### [Text shown]

────

My judgement day was the day Christ died on the cross.
That was my judgement day, that was the day my sin was judged and punished!
When I preached on this text in the Warrick County Jail recently, I realized this is like what often happens to inmates at the county jail. In our Justice system when someone is found guilty, they then await sentencing.
Occasionally, the person found guilty will be free to go at sentencing because their punishment is less than the time already served. The punishment has already been doled out. For others, who have remained free on bond, their time hasn’t started yet. They’ve tried to avoid it, tried to beat it in court, and when they are unsuccessful the punishment begins.
When we choose Jesus Christ, Christ takes the punishment for us in spite of our guilt. The judgement has already come. We are free! For those who run from Jesus, who face God the judge with none of their sentence being served, the punishment will then begin.
V31 Now is the judgement. Now is the prince of this world cast out.
Jesus did not want to overcome a local temporary enemy, He came to conquer Satan.
The Jews were hoping that Jesus was there to overthrow the Romans. Instead, Jesus was there to take out a much greater foe. Jesus looked past the current leaders, rather He focused on the Prince of this World, the Prince of Darkness. Jesus came to conquer satan. He came to destroy the works of the devil.
If you’ve ever wondered why Jesus hasn’t taken care of your enemies, know that He took out the greatest enemy to mankind’s soul. He destroyed the works of the devil. Satan still roams the earth, still seeks to do damage, but God has robbed him of his main weapon, his accusation against us.

────

### [Data segment]
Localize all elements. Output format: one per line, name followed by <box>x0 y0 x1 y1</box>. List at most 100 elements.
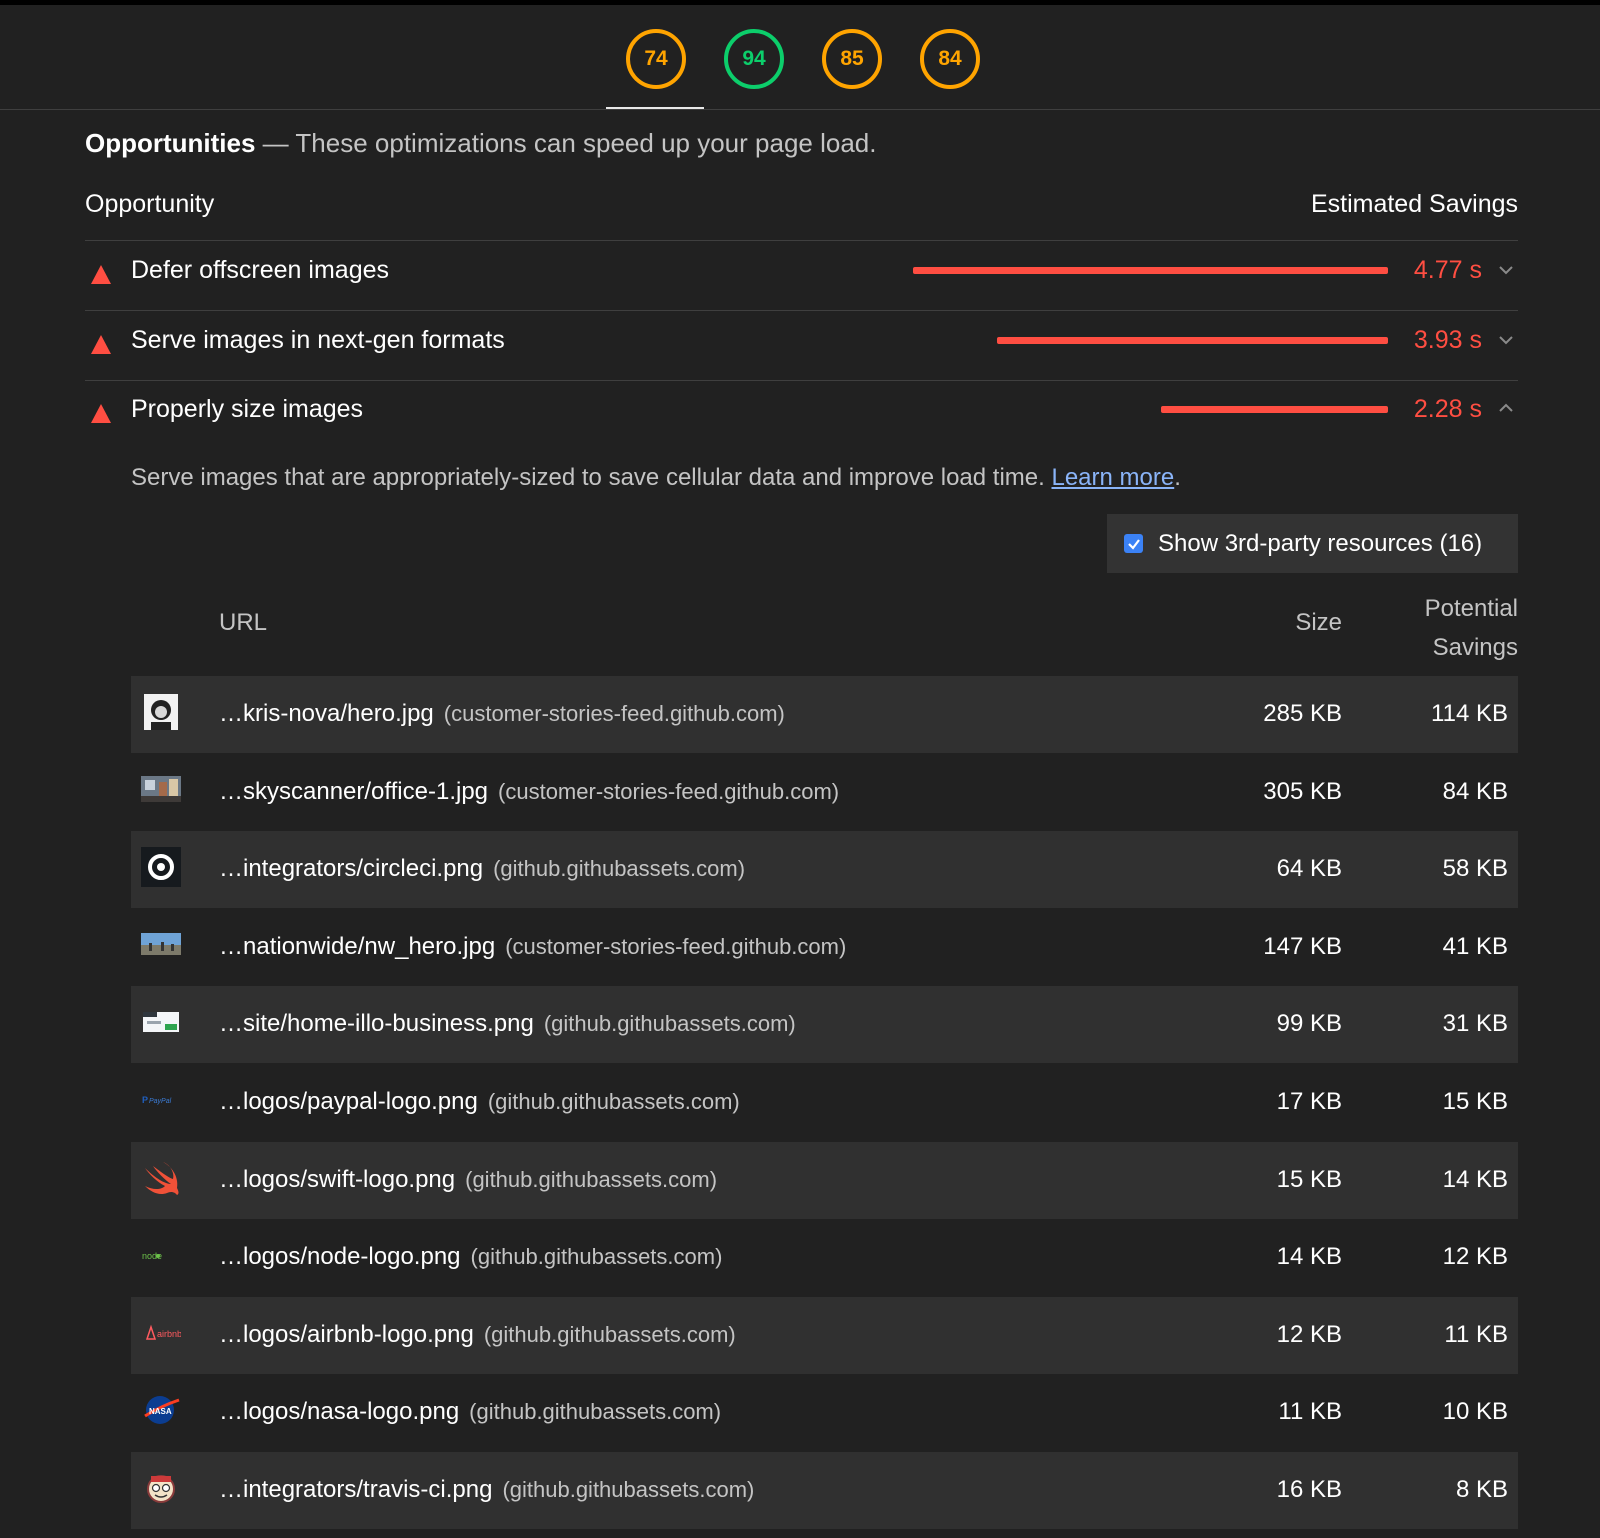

────

### [Jobs]
• 1. Answer these questions from the sermon excerpt, each on its own line and marked like the question:
(a) In what place did the speaker preach on this text?
(b) Beyond the current leaders, on whom did Jesus focus?
(c) Of what has God robbed Satan?
• 2. Decide whether each statement agrees with the sermon excerpt. Answer yes or no, and quote the words of the excerpt that settle it.
(a) The Jews hoped Jesus had come to overthrow the Romans.
(b) According to the excerpt, Satan no longer roams the earth.
(c) People who stayed free on bond have already served their time.
• 3. Write a continuation of the sermon excerpt on judgement, beginning after its final sentence.

### [Expected answers]
• 1.
(a) The Warrick County Jail.
(b) The Prince of this World, the Prince of Darkness.
(c) His main weapon, his accusation against us.

• 2.
(a) Yes: "The Jews were hoping that Jesus was there to overthrow the Romans."
(b) No: "Satan still roams the earth, still seeks to do damage"
(c) No: "For others, who have remained free on bond, their time hasn’t started yet."

• 3.
The lifting up on the cross clarifies the hour and calls us to follow.
In the middle of this passage, Jesus compares himself to a grain of wheat that dies to become a plant and multiply and gives a paradoxical and powerful call to all His disciples.
He says in verse 25-26
25He that loveth his life shall lose it; and he that hateth his life in this world shall keep it unto life eternal.
26 If any man serve me, let him follow me; and where I am, there shall also my servant be: if any man serve me, him will my Father honour.
Jesus regularly called the disciples to follow Him by dying to self.
This echoes similar calls he makes throughout the gospels.
24Then said Jesus unto his disciples, If any man will come after me, let him deny himself, and take up his cross, and follow me.
25 For whosoever will save his life shall lose it: and whosoever will lose his life for my sake shall find it.
Our text in John 12 is about Jesus, about his sacrifice, about his glorification, but Jesus also applies this paradox to those who would see him or follow him or lift him up, or bring outsiders like the Greeks Philip and Andrew have brought to Jesus. Jesus shows up as our Savior in a way that was counterintuitive, it wasn’t what was expected…
The life and call of Jesus are counterintuitive.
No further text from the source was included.